Look through the data below. Show each line where the string "ALLOW" occurs.

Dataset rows

::::

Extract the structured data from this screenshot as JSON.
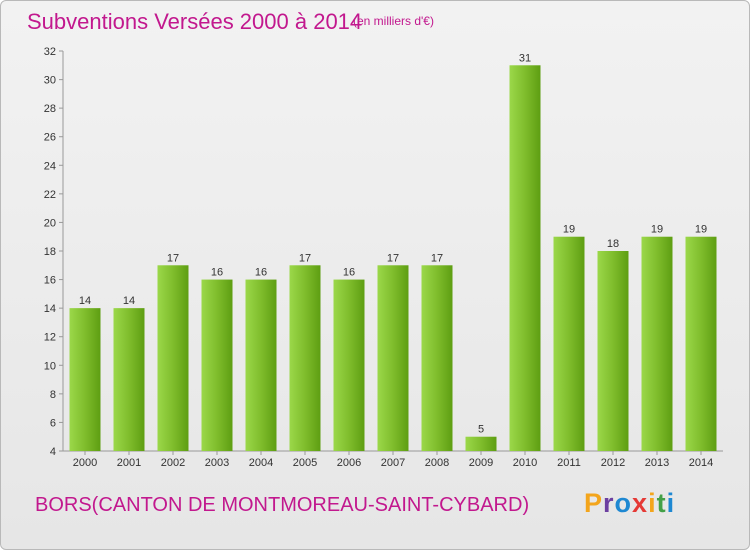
{
  "header": {
    "title": "Subventions Versées 2000 à 2014",
    "unit": "(en milliers d'€)"
  },
  "footer": {
    "location": "BORS(CANTON DE MONTMOREAU-SAINT-CYBARD)",
    "logo": "Proxiti"
  },
  "colors": {
    "title": "#c2188e",
    "bar_light": "#9bd84a",
    "bar_dark": "#5e9e12",
    "logo_letters": [
      "#f3a51c",
      "#6c3fa0",
      "#1e88d2",
      "#e53935",
      "#f3a51c",
      "#43a047",
      "#1e88d2"
    ]
  },
  "chart_data": {
    "type": "bar",
    "title": "Subventions Versées 2000 à 2014",
    "subtitle": "(en milliers d'€)",
    "categories": [
      "2000",
      "2001",
      "2002",
      "2003",
      "2004",
      "2005",
      "2006",
      "2007",
      "2008",
      "2009",
      "2010",
      "2011",
      "2012",
      "2013",
      "2014"
    ],
    "values": [
      14,
      14,
      17,
      16,
      16,
      17,
      16,
      17,
      17,
      5,
      31,
      19,
      18,
      19,
      19
    ],
    "data_labels": [
      "14",
      "14",
      "17",
      "16",
      "16",
      "17",
      "16",
      "17",
      "17",
      "5",
      "31",
      "19",
      "18",
      "19",
      "19"
    ],
    "yticks": [
      "4",
      "6",
      "8",
      "10",
      "12",
      "14",
      "16",
      "18",
      "20",
      "22",
      "24",
      "26",
      "28",
      "30",
      "32"
    ],
    "ytick_values": [
      4,
      6,
      8,
      10,
      12,
      14,
      16,
      18,
      20,
      22,
      24,
      26,
      28,
      30,
      32
    ],
    "ylim": [
      4,
      32
    ],
    "grid": false,
    "legend": "none"
  }
}
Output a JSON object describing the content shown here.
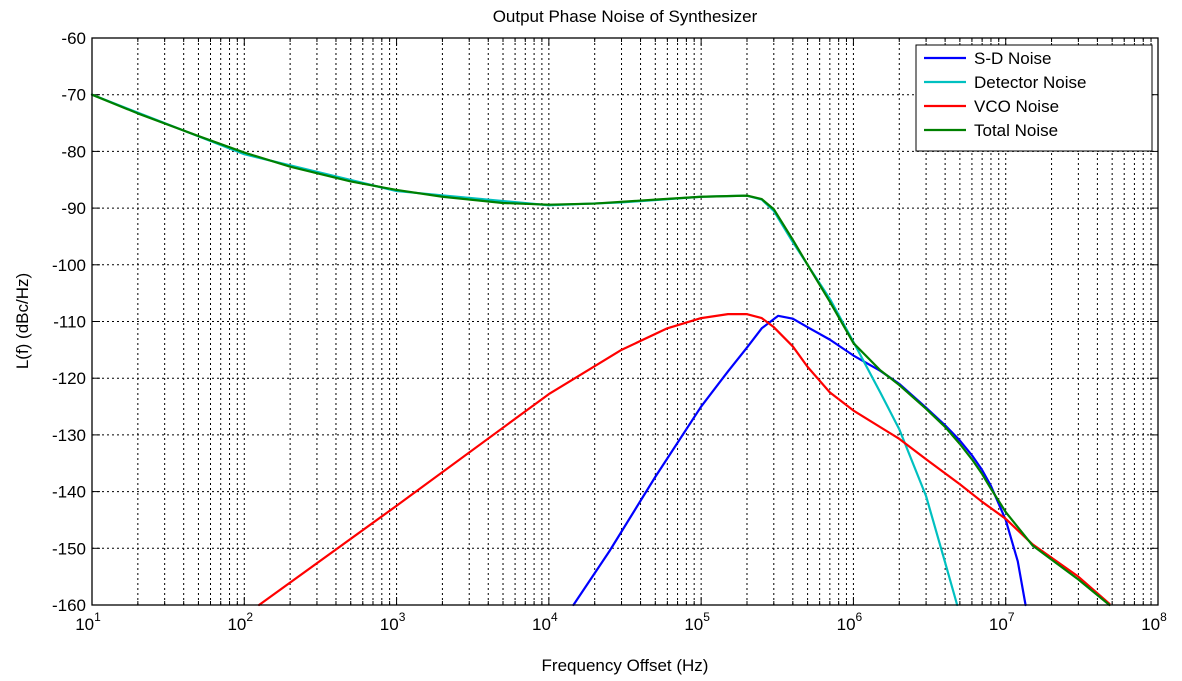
{
  "chart_data": {
    "type": "line",
    "title": "Output Phase Noise of Synthesizer",
    "xlabel": "Frequency Offset (Hz)",
    "ylabel": "L(f) (dBc/Hz)",
    "x_scale": "log",
    "xlim": [
      10,
      100000000
    ],
    "ylim": [
      -160,
      -60
    ],
    "x_ticks": [
      {
        "base": "10",
        "exp": "1"
      },
      {
        "base": "10",
        "exp": "2"
      },
      {
        "base": "10",
        "exp": "3"
      },
      {
        "base": "10",
        "exp": "4"
      },
      {
        "base": "10",
        "exp": "5"
      },
      {
        "base": "10",
        "exp": "6"
      },
      {
        "base": "10",
        "exp": "7"
      },
      {
        "base": "10",
        "exp": "8"
      }
    ],
    "y_ticks": [
      -60,
      -70,
      -80,
      -90,
      -100,
      -110,
      -120,
      -130,
      -140,
      -150,
      -160
    ],
    "grid": true,
    "legend_position": "top-right",
    "series": [
      {
        "name": "S-D Noise",
        "color": "#0000ff",
        "x": [
          14500,
          25000,
          50000,
          100000,
          150000,
          200000,
          250000,
          320000,
          400000,
          500000,
          700000,
          1000000,
          1500000,
          2000000,
          3000000,
          4000000,
          5000000,
          6000000,
          7000000,
          8000000,
          10000000,
          12000000,
          13500000
        ],
        "y": [
          -160,
          -150.5,
          -137.4,
          -125,
          -118.8,
          -114.6,
          -111.2,
          -109,
          -109.5,
          -111,
          -113.2,
          -116,
          -118.7,
          -121,
          -125.2,
          -128.3,
          -131,
          -133.6,
          -136.2,
          -139,
          -145,
          -152.3,
          -160
        ]
      },
      {
        "name": "Detector Noise",
        "color": "#00c0c0",
        "x": [
          10,
          100,
          1000,
          10000,
          30000,
          100000,
          200000,
          250000,
          300000,
          400000,
          500000,
          700000,
          1000000,
          1500000,
          2000000,
          3000000,
          4000000,
          4800000
        ],
        "y": [
          -70,
          -80.5,
          -87,
          -89.5,
          -89,
          -88,
          -87.8,
          -88.5,
          -90.5,
          -96,
          -100,
          -106,
          -113.6,
          -122.5,
          -129,
          -140.8,
          -152.5,
          -160
        ]
      },
      {
        "name": "VCO Noise",
        "color": "#ff0000",
        "x": [
          125,
          1000,
          10000,
          30000,
          60000,
          100000,
          150000,
          200000,
          250000,
          300000,
          400000,
          500000,
          700000,
          1000000,
          2000000,
          3000000,
          5000000,
          7000000,
          10000000,
          15000000,
          30000000,
          48000000
        ],
        "y": [
          -160,
          -142.5,
          -122.8,
          -115,
          -111.2,
          -109.4,
          -108.7,
          -108.7,
          -109.4,
          -111,
          -114.4,
          -118,
          -122.5,
          -125.7,
          -130.7,
          -134.3,
          -138.7,
          -141.8,
          -144.8,
          -149.3,
          -155,
          -159.8
        ]
      },
      {
        "name": "Total Noise",
        "color": "#008000",
        "x": [
          10,
          20,
          50,
          100,
          200,
          500,
          1000,
          2000,
          5000,
          10000,
          20000,
          50000,
          100000,
          200000,
          250000,
          300000,
          400000,
          500000,
          700000,
          1000000,
          1500000,
          2000000,
          3000000,
          4000000,
          5000000,
          6000000,
          7000000,
          8000000,
          10000000,
          15000000,
          20000000,
          30000000,
          48000000
        ],
        "y": [
          -70,
          -73.3,
          -77.3,
          -80.2,
          -82.7,
          -85.3,
          -86.8,
          -88,
          -89.1,
          -89.4,
          -89.2,
          -88.5,
          -88,
          -87.8,
          -88.4,
          -90.2,
          -95.6,
          -100,
          -106.5,
          -113.8,
          -118.6,
          -121.2,
          -125.4,
          -128.6,
          -131.6,
          -134.3,
          -136.9,
          -139.5,
          -143.6,
          -149.5,
          -152,
          -155.5,
          -160
        ]
      }
    ]
  }
}
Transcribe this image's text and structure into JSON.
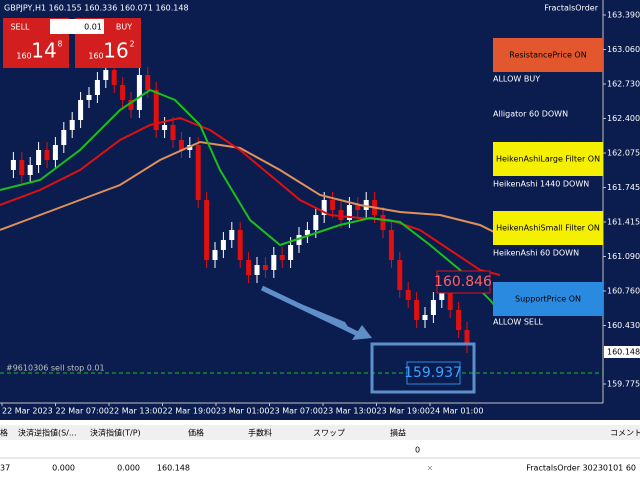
{
  "header": {
    "symbol_info": "GBPJPY,H1 160.155 160.336 160.071 160.148",
    "ea_name": "FractalsOrder"
  },
  "trade_panel": {
    "sell": "SELL",
    "lot": "0.01",
    "buy": "BUY",
    "sell_price": {
      "big": "160",
      "main": "14",
      "sup": "8"
    },
    "buy_price": {
      "big": "160",
      "main": "16",
      "sup": "2"
    }
  },
  "price_axis": [
    "163.390",
    "163.060",
    "162.730",
    "162.400",
    "162.075",
    "161.745",
    "161.415",
    "161.090",
    "160.760",
    "160.430",
    "159.775"
  ],
  "current_price": "160.148",
  "time_axis": [
    "22 Mar 2023",
    "22 Mar 07:00",
    "22 Mar 13:00",
    "22 Mar 19:00",
    "23 Mar 01:00",
    "23 Mar 07:00",
    "23 Mar 13:00",
    "23 Mar 19:00",
    "24 Mar 01:00"
  ],
  "status_panel": {
    "resistance": "ResistancePrice ON",
    "allow_buy": "ALLOW BUY",
    "alligator": "Alligator 60 DOWN",
    "ha_large": "HeikenAshiLarge Filter ON",
    "ha_1440": "HeikenAshi 1440 DOWN",
    "ha_small": "HeikenAshiSmall Filter ON",
    "ha_60": "HeikenAshi 60 DOWN",
    "support": "SupportPrice ON",
    "allow_sell": "ALLOW SELL"
  },
  "price_labels": {
    "resistance": "160.846",
    "support": "159.937"
  },
  "order_line": "#9610306 sell stop 0.01",
  "terminal": {
    "headers": [
      "格",
      "決済逆指値(S/...",
      "決済指値(T/P)",
      "価格",
      "手数料",
      "スワップ",
      "損益",
      "コメント"
    ],
    "total": "0",
    "row": [
      "37",
      "0.000",
      "0.000",
      "160.148",
      "×",
      "FractalsOrder 30230101 60"
    ]
  }
}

::::

→ TASK OUTPUT:
    "allow_buy": "ALLOW BUY",
    "allow_sell": "ALLOW SELL"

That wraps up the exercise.